* STATED TASK:
All of the material below is to be returned exactly.

* DATA ENTRIES:
• • •
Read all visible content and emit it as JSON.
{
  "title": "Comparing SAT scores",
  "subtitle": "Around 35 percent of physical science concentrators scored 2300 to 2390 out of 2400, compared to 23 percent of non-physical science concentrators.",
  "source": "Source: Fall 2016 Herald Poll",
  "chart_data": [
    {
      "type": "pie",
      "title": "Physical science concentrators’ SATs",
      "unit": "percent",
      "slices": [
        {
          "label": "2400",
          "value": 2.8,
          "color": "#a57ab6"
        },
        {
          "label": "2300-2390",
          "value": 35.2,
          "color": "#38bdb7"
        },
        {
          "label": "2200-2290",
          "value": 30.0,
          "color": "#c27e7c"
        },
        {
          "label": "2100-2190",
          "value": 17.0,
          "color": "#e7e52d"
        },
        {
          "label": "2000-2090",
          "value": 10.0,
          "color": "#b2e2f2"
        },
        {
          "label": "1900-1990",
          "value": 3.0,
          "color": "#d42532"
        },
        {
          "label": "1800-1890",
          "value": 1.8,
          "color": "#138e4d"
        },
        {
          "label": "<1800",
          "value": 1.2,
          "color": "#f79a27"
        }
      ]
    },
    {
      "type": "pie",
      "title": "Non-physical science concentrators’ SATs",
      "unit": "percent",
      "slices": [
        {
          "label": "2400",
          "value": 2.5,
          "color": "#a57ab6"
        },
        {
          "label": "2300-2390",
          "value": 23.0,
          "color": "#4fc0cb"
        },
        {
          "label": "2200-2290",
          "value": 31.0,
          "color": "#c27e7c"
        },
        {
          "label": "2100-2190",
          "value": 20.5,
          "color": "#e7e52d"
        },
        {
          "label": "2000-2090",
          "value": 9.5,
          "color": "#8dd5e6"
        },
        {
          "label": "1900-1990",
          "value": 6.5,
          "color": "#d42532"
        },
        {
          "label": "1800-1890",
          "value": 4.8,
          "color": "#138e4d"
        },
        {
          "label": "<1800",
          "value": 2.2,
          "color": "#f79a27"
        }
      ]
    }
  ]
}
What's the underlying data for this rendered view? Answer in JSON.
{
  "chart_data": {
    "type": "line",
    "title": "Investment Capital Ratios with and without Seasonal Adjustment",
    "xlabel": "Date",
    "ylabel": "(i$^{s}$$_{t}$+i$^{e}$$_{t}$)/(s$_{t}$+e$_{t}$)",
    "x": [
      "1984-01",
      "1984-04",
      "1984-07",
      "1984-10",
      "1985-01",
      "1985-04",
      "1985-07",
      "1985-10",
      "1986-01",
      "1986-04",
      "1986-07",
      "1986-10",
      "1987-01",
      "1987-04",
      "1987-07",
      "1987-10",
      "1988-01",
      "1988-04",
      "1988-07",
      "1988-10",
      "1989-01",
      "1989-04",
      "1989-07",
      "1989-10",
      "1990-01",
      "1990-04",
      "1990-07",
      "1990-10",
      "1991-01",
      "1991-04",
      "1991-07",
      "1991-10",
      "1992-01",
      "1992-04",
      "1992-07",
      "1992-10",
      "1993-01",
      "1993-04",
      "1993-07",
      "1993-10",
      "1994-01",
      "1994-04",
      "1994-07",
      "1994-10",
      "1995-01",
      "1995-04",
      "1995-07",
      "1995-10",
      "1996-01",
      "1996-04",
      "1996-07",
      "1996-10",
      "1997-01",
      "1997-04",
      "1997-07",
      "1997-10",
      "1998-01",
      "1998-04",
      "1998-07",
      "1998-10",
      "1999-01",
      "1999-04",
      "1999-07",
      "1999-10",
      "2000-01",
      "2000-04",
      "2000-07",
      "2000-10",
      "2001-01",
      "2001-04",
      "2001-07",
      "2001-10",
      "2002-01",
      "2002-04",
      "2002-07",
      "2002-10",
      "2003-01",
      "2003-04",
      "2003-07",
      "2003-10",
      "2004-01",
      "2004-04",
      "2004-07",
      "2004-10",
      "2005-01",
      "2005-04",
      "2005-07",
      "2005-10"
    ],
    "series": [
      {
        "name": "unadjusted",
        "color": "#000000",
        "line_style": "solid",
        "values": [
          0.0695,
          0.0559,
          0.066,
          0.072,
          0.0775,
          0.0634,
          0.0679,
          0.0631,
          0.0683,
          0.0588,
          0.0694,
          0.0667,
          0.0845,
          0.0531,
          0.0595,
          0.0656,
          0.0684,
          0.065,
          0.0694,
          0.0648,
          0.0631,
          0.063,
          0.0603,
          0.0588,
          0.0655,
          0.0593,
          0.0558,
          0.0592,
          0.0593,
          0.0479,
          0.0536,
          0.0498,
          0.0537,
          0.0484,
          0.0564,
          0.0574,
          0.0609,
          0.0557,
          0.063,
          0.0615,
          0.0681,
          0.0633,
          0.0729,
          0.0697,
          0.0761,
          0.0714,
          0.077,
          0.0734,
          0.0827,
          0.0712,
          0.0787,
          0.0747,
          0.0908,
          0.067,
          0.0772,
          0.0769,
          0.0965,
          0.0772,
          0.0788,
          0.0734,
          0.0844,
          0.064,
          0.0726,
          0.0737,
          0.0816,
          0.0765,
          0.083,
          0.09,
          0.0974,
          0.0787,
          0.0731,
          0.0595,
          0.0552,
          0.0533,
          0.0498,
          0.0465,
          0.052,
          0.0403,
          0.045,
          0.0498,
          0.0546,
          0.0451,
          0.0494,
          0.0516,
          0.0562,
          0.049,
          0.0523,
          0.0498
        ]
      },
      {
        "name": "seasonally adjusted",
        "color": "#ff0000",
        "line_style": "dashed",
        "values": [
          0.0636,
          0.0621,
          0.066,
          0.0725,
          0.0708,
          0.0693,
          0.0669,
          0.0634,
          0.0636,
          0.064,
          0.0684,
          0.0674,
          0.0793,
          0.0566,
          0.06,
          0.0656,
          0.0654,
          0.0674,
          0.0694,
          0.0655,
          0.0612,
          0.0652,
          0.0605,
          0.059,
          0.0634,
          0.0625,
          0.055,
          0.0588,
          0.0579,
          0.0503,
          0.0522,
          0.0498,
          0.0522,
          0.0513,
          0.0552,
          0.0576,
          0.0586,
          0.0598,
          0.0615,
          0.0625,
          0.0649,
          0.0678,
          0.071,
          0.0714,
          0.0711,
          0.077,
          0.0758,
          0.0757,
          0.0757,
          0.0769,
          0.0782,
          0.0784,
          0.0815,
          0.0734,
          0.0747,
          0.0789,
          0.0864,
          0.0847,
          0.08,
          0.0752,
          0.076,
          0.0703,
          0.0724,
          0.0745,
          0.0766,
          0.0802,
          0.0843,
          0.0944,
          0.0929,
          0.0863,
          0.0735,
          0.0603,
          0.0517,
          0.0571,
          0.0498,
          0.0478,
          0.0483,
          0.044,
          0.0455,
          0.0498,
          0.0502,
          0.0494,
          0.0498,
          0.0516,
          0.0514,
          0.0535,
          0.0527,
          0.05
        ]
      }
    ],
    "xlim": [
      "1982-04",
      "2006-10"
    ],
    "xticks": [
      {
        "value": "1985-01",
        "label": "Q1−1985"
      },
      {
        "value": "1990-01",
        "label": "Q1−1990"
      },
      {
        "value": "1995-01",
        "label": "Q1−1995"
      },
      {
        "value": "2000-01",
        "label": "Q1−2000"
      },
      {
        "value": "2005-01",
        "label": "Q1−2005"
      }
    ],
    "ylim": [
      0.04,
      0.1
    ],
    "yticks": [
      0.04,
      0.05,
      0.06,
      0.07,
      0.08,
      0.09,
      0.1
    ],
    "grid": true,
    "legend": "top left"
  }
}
• • •
* OUTPUT OF THE TASK:
Read all visible content and emit it as JSON.
{
  "title": "Comparing SAT scores",
  "subtitle": "Around 35 percent of physical science concentrators scored 2300 to 2390 out of 2400, compared to 23 percent of non-physical science concentrators.",
  "source": "Source: Fall 2016 Herald Poll",
  "chart_data": [
    {
      "type": "pie",
      "title": "Physical science concentrators’ SATs",
      "unit": "percent",
      "slices": [
        {
          "label": "2400",
          "value": 2.8,
          "color": "#a57ab6"
        },
        {
          "label": "2300-2390",
          "value": 35.2,
          "color": "#38bdb7"
        },
        {
          "label": "2200-2290",
          "value": 30.0,
          "color": "#c27e7c"
        },
        {
          "label": "2100-2190",
          "value": 17.0,
          "color": "#e7e52d"
        },
        {
          "label": "2000-2090",
          "value": 10.0,
          "color": "#b2e2f2"
        },
        {
          "label": "1900-1990",
          "value": 3.0,
          "color": "#d42532"
        },
        {
          "label": "1800-1890",
          "value": 1.8,
          "color": "#138e4d"
        },
        {
          "label": "<1800",
          "value": 1.2,
          "color": "#f79a27"
        }
      ]
    },
    {
      "type": "pie",
      "title": "Non-physical science concentrators’ SATs",
      "unit": "percent",
      "slices": [
        {
          "label": "2400",
          "value": 2.5,
          "color": "#a57ab6"
        },
        {
          "label": "2300-2390",
          "value": 23.0,
          "color": "#4fc0cb"
        },
        {
          "label": "2200-2290",
          "value": 31.0,
          "color": "#c27e7c"
        },
        {
          "label": "2100-2190",
          "value": 20.5,
          "color": "#e7e52d"
        },
        {
          "label": "2000-2090",
          "value": 9.5,
          "color": "#8dd5e6"
        },
        {
          "label": "1900-1990",
          "value": 6.5,
          "color": "#d42532"
        },
        {
          "label": "1800-1890",
          "value": 4.8,
          "color": "#138e4d"
        },
        {
          "label": "<1800",
          "value": 2.2,
          "color": "#f79a27"
        }
      ]
    }
  ]
}
What's the underlying data for this rendered view? Answer in JSON.
{
  "chart_data": {
    "type": "line",
    "title": "Investment Capital Ratios with and without Seasonal Adjustment",
    "xlabel": "Date",
    "ylabel": "(i$^{s}$$_{t}$+i$^{e}$$_{t}$)/(s$_{t}$+e$_{t}$)",
    "x": [
      "1984-01",
      "1984-04",
      "1984-07",
      "1984-10",
      "1985-01",
      "1985-04",
      "1985-07",
      "1985-10",
      "1986-01",
      "1986-04",
      "1986-07",
      "1986-10",
      "1987-01",
      "1987-04",
      "1987-07",
      "1987-10",
      "1988-01",
      "1988-04",
      "1988-07",
      "1988-10",
      "1989-01",
      "1989-04",
      "1989-07",
      "1989-10",
      "1990-01",
      "1990-04",
      "1990-07",
      "1990-10",
      "1991-01",
      "1991-04",
      "1991-07",
      "1991-10",
      "1992-01",
      "1992-04",
      "1992-07",
      "1992-10",
      "1993-01",
      "1993-04",
      "1993-07",
      "1993-10",
      "1994-01",
      "1994-04",
      "1994-07",
      "1994-10",
      "1995-01",
      "1995-04",
      "1995-07",
      "1995-10",
      "1996-01",
      "1996-04",
      "1996-07",
      "1996-10",
      "1997-01",
      "1997-04",
      "1997-07",
      "1997-10",
      "1998-01",
      "1998-04",
      "1998-07",
      "1998-10",
      "1999-01",
      "1999-04",
      "1999-07",
      "1999-10",
      "2000-01",
      "2000-04",
      "2000-07",
      "2000-10",
      "2001-01",
      "2001-04",
      "2001-07",
      "2001-10",
      "2002-01",
      "2002-04",
      "2002-07",
      "2002-10",
      "2003-01",
      "2003-04",
      "2003-07",
      "2003-10",
      "2004-01",
      "2004-04",
      "2004-07",
      "2004-10",
      "2005-01",
      "2005-04",
      "2005-07",
      "2005-10"
    ],
    "series": [
      {
        "name": "unadjusted",
        "color": "#000000",
        "line_style": "solid",
        "values": [
          0.0695,
          0.0559,
          0.066,
          0.072,
          0.0775,
          0.0634,
          0.0679,
          0.0631,
          0.0683,
          0.0588,
          0.0694,
          0.0667,
          0.0845,
          0.0531,
          0.0595,
          0.0656,
          0.0684,
          0.065,
          0.0694,
          0.0648,
          0.0631,
          0.063,
          0.0603,
          0.0588,
          0.0655,
          0.0593,
          0.0558,
          0.0592,
          0.0593,
          0.0479,
          0.0536,
          0.0498,
          0.0537,
          0.0484,
          0.0564,
          0.0574,
          0.0609,
          0.0557,
          0.063,
          0.0615,
          0.0681,
          0.0633,
          0.0729,
          0.0697,
          0.0761,
          0.0714,
          0.077,
          0.0734,
          0.0827,
          0.0712,
          0.0787,
          0.0747,
          0.0908,
          0.067,
          0.0772,
          0.0769,
          0.0965,
          0.0772,
          0.0788,
          0.0734,
          0.0844,
          0.064,
          0.0726,
          0.0737,
          0.0816,
          0.0765,
          0.083,
          0.09,
          0.0974,
          0.0787,
          0.0731,
          0.0595,
          0.0552,
          0.0533,
          0.0498,
          0.0465,
          0.052,
          0.0403,
          0.045,
          0.0498,
          0.0546,
          0.0451,
          0.0494,
          0.0516,
          0.0562,
          0.049,
          0.0523,
          0.0498
        ]
      },
      {
        "name": "seasonally adjusted",
        "color": "#ff0000",
        "line_style": "dashed",
        "values": [
          0.0636,
          0.0621,
          0.066,
          0.0725,
          0.0708,
          0.0693,
          0.0669,
          0.0634,
          0.0636,
          0.064,
          0.0684,
          0.0674,
          0.0793,
          0.0566,
          0.06,
          0.0656,
          0.0654,
          0.0674,
          0.0694,
          0.0655,
          0.0612,
          0.0652,
          0.0605,
          0.059,
          0.0634,
          0.0625,
          0.055,
          0.0588,
          0.0579,
          0.0503,
          0.0522,
          0.0498,
          0.0522,
          0.0513,
          0.0552,
          0.0576,
          0.0586,
          0.0598,
          0.0615,
          0.0625,
          0.0649,
          0.0678,
          0.071,
          0.0714,
          0.0711,
          0.077,
          0.0758,
          0.0757,
          0.0757,
          0.0769,
          0.0782,
          0.0784,
          0.0815,
          0.0734,
          0.0747,
          0.0789,
          0.0864,
          0.0847,
          0.08,
          0.0752,
          0.076,
          0.0703,
          0.0724,
          0.0745,
          0.0766,
          0.0802,
          0.0843,
          0.0944,
          0.0929,
          0.0863,
          0.0735,
          0.0603,
          0.0517,
          0.0571,
          0.0498,
          0.0478,
          0.0483,
          0.044,
          0.0455,
          0.0498,
          0.0502,
          0.0494,
          0.0498,
          0.0516,
          0.0514,
          0.0535,
          0.0527,
          0.05
        ]
      }
    ],
    "xlim": [
      "1982-04",
      "2006-10"
    ],
    "xticks": [
      {
        "value": "1985-01",
        "label": "Q1−1985"
      },
      {
        "value": "1990-01",
        "label": "Q1−1990"
      },
      {
        "value": "1995-01",
        "label": "Q1−1995"
      },
      {
        "value": "2000-01",
        "label": "Q1−2000"
      },
      {
        "value": "2005-01",
        "label": "Q1−2005"
      }
    ],
    "ylim": [
      0.04,
      0.1
    ],
    "yticks": [
      0.04,
      0.05,
      0.06,
      0.07,
      0.08,
      0.09,
      0.1
    ],
    "grid": true,
    "legend": "top left"
  }
}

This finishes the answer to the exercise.